TASK TO CARRY OUT | From the line containing "Serialize everything readable" through the last line of the entries below, repeat each line word for word and leave out the rest.

RECORDS FOR THIS EXERCISE |
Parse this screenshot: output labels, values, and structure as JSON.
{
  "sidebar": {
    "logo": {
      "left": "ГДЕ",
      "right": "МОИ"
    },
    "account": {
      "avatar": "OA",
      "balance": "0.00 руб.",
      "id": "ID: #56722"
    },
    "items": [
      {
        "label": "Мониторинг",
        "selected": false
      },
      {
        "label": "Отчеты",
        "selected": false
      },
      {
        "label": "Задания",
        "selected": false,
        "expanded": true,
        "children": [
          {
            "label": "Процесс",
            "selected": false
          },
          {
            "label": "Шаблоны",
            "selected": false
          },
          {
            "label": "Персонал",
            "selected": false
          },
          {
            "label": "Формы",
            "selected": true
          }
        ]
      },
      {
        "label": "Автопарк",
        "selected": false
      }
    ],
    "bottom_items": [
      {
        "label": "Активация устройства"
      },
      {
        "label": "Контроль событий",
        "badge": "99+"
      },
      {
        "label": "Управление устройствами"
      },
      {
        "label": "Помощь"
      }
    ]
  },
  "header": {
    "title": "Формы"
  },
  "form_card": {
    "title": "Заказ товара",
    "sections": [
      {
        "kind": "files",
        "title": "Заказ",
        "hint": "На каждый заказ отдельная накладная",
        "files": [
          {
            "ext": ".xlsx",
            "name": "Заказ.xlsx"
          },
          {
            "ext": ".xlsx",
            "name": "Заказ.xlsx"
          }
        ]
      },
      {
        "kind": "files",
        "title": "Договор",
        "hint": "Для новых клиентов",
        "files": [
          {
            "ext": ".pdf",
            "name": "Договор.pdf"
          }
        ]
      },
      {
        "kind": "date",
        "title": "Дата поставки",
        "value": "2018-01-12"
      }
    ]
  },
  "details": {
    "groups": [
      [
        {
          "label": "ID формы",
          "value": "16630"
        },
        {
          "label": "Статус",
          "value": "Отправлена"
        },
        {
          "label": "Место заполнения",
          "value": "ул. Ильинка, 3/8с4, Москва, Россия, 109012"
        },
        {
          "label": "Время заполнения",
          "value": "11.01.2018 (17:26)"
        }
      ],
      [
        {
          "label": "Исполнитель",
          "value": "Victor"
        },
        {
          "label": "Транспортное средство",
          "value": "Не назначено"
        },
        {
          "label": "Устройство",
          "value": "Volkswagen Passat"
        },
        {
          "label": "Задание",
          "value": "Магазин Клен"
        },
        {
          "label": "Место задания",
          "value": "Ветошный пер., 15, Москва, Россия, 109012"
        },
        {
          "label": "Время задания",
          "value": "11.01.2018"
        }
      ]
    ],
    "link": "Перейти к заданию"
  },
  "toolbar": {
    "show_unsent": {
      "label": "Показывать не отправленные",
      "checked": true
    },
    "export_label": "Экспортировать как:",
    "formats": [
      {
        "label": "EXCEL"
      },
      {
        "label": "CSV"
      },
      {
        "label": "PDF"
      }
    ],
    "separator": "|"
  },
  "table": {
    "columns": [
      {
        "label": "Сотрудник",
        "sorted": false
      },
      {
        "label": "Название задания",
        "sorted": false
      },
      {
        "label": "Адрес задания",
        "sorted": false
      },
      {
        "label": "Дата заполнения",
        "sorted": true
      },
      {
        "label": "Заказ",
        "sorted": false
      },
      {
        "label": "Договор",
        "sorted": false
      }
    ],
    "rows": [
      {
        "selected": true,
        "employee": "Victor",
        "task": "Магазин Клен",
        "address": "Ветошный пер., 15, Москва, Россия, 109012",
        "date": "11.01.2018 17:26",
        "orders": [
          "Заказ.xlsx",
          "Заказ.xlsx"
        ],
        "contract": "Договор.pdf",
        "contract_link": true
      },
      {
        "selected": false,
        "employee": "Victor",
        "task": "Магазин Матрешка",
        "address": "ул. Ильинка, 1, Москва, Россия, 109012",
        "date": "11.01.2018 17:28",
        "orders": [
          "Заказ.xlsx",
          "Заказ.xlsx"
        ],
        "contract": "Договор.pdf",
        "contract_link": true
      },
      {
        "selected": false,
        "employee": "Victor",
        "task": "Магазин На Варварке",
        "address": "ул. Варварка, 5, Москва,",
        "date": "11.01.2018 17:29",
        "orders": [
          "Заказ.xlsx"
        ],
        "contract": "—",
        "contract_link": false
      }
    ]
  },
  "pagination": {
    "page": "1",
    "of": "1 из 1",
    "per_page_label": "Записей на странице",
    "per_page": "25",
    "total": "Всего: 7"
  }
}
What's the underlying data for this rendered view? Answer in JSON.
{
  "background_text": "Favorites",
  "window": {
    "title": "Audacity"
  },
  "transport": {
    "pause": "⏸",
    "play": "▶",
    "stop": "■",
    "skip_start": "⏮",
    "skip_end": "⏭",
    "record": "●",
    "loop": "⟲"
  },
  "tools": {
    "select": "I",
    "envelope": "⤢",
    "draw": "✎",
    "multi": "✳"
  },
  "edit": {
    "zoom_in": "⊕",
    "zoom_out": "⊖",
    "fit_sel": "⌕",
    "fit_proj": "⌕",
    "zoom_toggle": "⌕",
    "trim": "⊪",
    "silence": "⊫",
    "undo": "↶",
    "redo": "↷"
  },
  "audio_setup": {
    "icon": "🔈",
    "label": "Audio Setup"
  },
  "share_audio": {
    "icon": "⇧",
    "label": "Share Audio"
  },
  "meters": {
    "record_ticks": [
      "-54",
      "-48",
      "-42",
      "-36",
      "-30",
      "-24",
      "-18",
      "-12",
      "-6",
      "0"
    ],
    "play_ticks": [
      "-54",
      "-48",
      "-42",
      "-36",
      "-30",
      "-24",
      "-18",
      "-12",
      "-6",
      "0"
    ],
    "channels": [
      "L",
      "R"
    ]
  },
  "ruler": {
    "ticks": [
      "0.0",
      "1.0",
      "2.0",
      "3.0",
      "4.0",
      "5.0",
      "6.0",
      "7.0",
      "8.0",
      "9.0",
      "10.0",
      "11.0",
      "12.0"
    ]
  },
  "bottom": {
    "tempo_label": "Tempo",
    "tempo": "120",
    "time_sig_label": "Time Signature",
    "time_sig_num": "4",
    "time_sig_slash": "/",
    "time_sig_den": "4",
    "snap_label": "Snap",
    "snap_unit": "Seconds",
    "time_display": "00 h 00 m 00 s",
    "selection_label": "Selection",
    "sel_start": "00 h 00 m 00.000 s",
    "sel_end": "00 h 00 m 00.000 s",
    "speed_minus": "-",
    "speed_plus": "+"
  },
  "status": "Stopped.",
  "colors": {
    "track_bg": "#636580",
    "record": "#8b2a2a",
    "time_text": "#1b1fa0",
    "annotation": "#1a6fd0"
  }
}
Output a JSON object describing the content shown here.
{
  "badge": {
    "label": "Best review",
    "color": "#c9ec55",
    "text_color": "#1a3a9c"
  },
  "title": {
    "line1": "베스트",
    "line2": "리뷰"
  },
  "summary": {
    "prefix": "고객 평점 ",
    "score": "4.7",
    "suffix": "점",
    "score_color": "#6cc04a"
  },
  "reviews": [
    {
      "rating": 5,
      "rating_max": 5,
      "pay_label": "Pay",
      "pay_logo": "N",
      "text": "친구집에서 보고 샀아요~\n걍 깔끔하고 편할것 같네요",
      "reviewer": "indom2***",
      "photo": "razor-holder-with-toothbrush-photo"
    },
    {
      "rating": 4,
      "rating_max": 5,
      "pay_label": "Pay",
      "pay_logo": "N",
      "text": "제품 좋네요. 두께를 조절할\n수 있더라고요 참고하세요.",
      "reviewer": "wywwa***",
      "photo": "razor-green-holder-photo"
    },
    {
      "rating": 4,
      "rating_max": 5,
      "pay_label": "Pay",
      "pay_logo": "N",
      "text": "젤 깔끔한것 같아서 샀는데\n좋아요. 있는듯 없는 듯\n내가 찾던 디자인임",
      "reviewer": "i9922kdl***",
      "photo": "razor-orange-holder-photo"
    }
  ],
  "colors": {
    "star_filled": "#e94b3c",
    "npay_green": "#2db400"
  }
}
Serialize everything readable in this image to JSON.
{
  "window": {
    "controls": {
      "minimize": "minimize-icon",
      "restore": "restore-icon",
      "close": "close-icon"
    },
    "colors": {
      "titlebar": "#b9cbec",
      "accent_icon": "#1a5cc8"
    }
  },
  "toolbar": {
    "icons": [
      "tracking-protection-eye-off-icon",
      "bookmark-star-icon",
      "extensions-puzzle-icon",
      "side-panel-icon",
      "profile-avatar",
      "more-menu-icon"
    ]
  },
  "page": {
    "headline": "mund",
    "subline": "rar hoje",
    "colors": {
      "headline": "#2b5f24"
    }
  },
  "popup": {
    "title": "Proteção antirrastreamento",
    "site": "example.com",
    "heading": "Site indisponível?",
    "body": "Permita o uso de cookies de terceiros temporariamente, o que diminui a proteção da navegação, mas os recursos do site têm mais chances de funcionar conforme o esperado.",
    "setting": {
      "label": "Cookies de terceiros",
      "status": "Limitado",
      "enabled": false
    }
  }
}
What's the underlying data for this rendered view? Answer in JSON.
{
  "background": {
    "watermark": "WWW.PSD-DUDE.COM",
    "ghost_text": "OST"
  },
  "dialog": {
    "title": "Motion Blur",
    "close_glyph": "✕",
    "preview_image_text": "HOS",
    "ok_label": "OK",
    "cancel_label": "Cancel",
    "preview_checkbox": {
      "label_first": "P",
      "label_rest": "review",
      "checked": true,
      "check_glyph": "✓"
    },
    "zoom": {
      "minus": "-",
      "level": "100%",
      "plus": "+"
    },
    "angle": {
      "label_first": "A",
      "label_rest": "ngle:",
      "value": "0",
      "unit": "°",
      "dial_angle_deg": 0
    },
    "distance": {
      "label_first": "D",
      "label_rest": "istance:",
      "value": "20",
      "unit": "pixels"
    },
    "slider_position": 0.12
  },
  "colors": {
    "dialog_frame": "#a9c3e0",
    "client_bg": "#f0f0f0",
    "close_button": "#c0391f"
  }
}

EXERCISE ANSWER |
Serialize everything readable in this image to JSON.
{
  "window": {
    "controls": {
      "minimize": "minimize-icon",
      "restore": "restore-icon",
      "close": "close-icon"
    },
    "colors": {
      "titlebar": "#b9cbec",
      "accent_icon": "#1a5cc8"
    }
  },
  "toolbar": {
    "icons": [
      "tracking-protection-eye-off-icon",
      "bookmark-star-icon",
      "extensions-puzzle-icon",
      "side-panel-icon",
      "profile-avatar",
      "more-menu-icon"
    ]
  },
  "page": {
    "headline": "mund",
    "subline": "rar hoje",
    "colors": {
      "headline": "#2b5f24"
    }
  },
  "popup": {
    "title": "Proteção antirrastreamento",
    "site": "example.com",
    "heading": "Site indisponível?",
    "body": "Permita o uso de cookies de terceiros temporariamente, o que diminui a proteção da navegação, mas os recursos do site têm mais chances de funcionar conforme o esperado.",
    "setting": {
      "label": "Cookies de terceiros",
      "status": "Limitado",
      "enabled": false
    }
  }
}
What's the underlying data for this rendered view? Answer in JSON.
{
  "background": {
    "watermark": "WWW.PSD-DUDE.COM",
    "ghost_text": "OST"
  },
  "dialog": {
    "title": "Motion Blur",
    "close_glyph": "✕",
    "preview_image_text": "HOS",
    "ok_label": "OK",
    "cancel_label": "Cancel",
    "preview_checkbox": {
      "label_first": "P",
      "label_rest": "review",
      "checked": true,
      "check_glyph": "✓"
    },
    "zoom": {
      "minus": "-",
      "level": "100%",
      "plus": "+"
    },
    "angle": {
      "label_first": "A",
      "label_rest": "ngle:",
      "value": "0",
      "unit": "°",
      "dial_angle_deg": 0
    },
    "distance": {
      "label_first": "D",
      "label_rest": "istance:",
      "value": "20",
      "unit": "pixels"
    },
    "slider_position": 0.12
  },
  "colors": {
    "dialog_frame": "#a9c3e0",
    "client_bg": "#f0f0f0",
    "close_button": "#c0391f"
  }
}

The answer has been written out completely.